_What is required_
Repeat every line exactly, keeping the pictures out of the copy.

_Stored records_
* * * * * * * * *

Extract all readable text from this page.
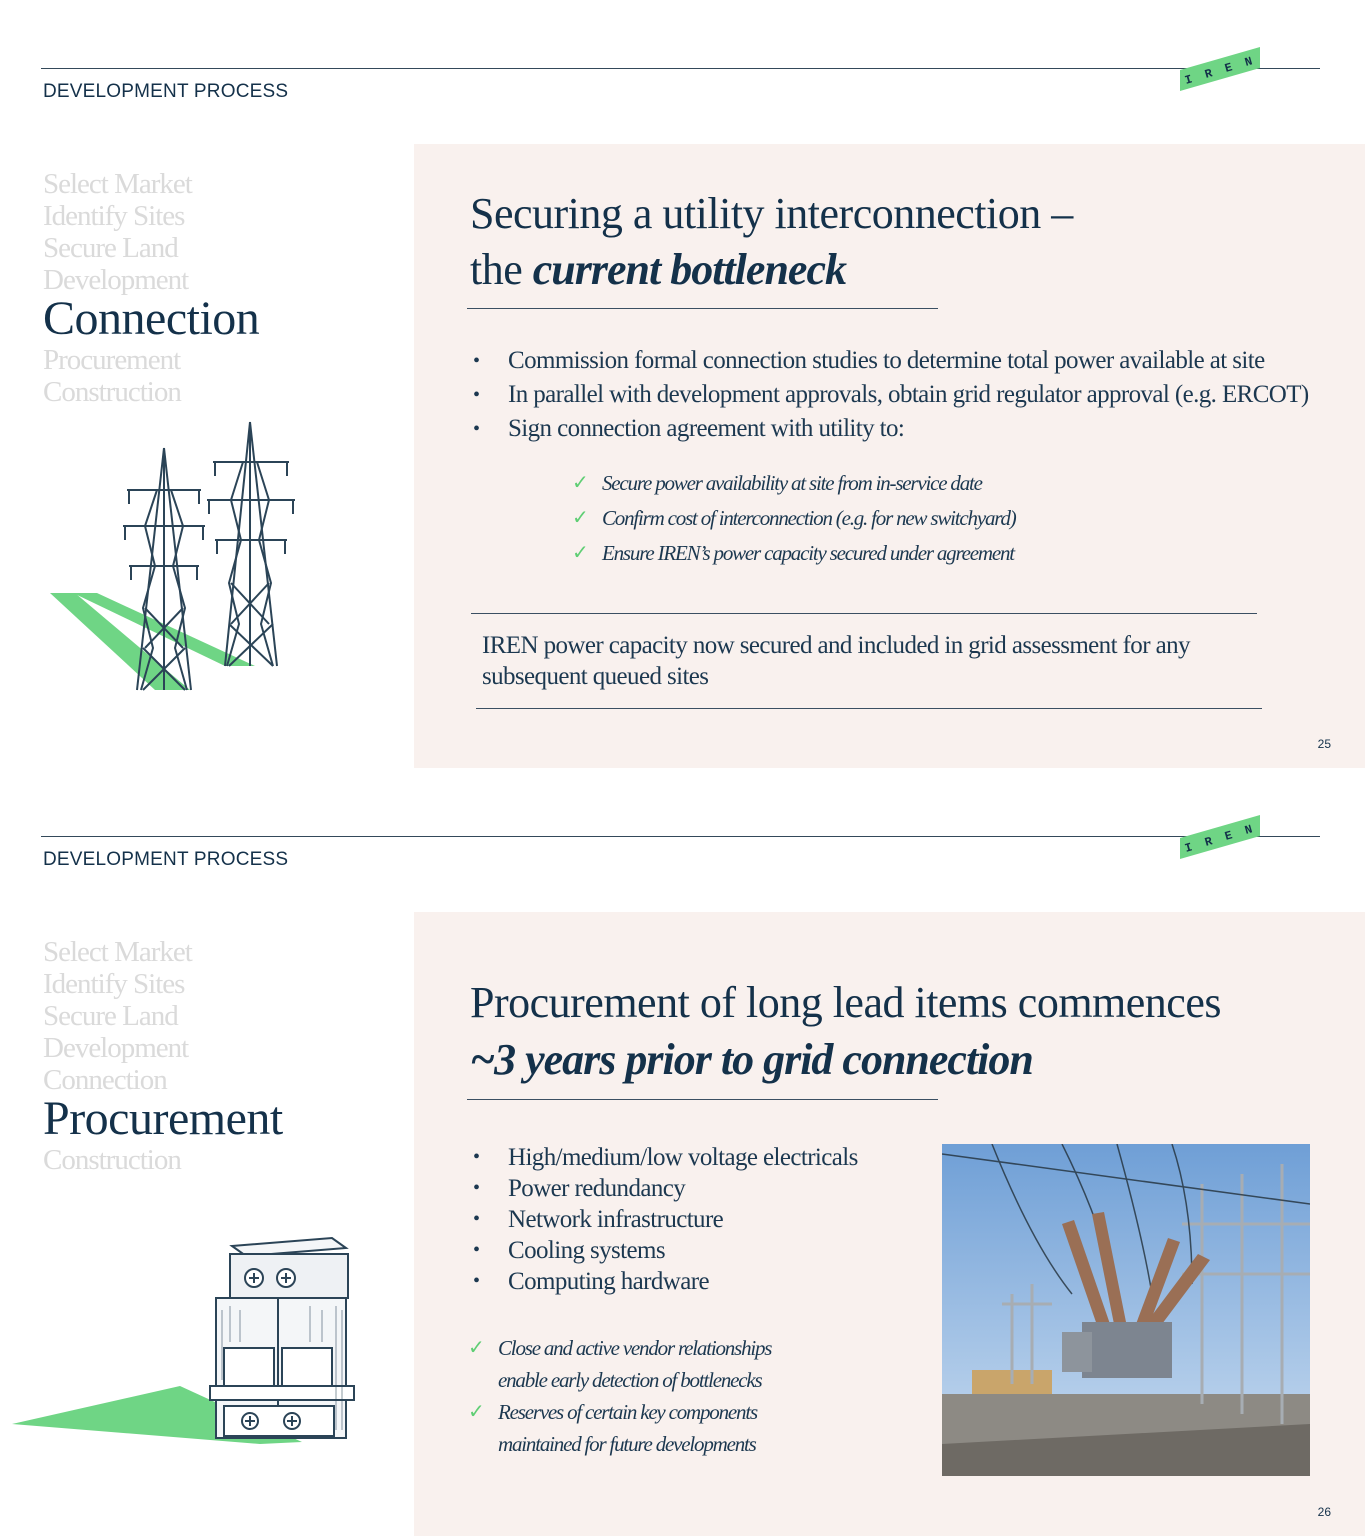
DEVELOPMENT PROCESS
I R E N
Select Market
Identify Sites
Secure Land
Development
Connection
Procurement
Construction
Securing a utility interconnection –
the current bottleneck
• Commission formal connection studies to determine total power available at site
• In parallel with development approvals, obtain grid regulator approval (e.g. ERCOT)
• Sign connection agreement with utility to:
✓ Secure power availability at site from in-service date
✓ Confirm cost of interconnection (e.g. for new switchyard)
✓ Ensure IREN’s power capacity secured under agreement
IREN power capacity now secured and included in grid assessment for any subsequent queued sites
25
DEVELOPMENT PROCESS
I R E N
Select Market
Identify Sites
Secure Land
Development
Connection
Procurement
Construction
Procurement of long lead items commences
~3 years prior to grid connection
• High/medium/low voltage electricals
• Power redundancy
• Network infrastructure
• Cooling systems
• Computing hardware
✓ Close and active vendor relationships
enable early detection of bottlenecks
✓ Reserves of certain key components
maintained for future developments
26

* * * * * * * * *

_Correct result_
Extract all readable text from this page.
DEVELOPMENT PROCESS
I R E N
Select Market
Identify Sites
Secure Land
Development
Connection
Procurement
Construction
Securing a utility interconnection –
the current bottleneck
• Commission formal connection studies to determine total power available at site
• In parallel with development approvals, obtain grid regulator approval (e.g. ERCOT)
• Sign connection agreement with utility to:
✓ Secure power availability at site from in-service date
✓ Confirm cost of interconnection (e.g. for new switchyard)
✓ Ensure IREN’s power capacity secured under agreement
IREN power capacity now secured and included in grid assessment for any subsequent queued sites
25
DEVELOPMENT PROCESS
I R E N
Select Market
Identify Sites
Secure Land
Development
Connection
Procurement
Construction
Procurement of long lead items commences
~3 years prior to grid connection
• High/medium/low voltage electricals
• Power redundancy
• Network infrastructure
• Cooling systems
• Computing hardware
✓ Close and active vendor relationships
enable early detection of bottlenecks
✓ Reserves of certain key components
maintained for future developments
26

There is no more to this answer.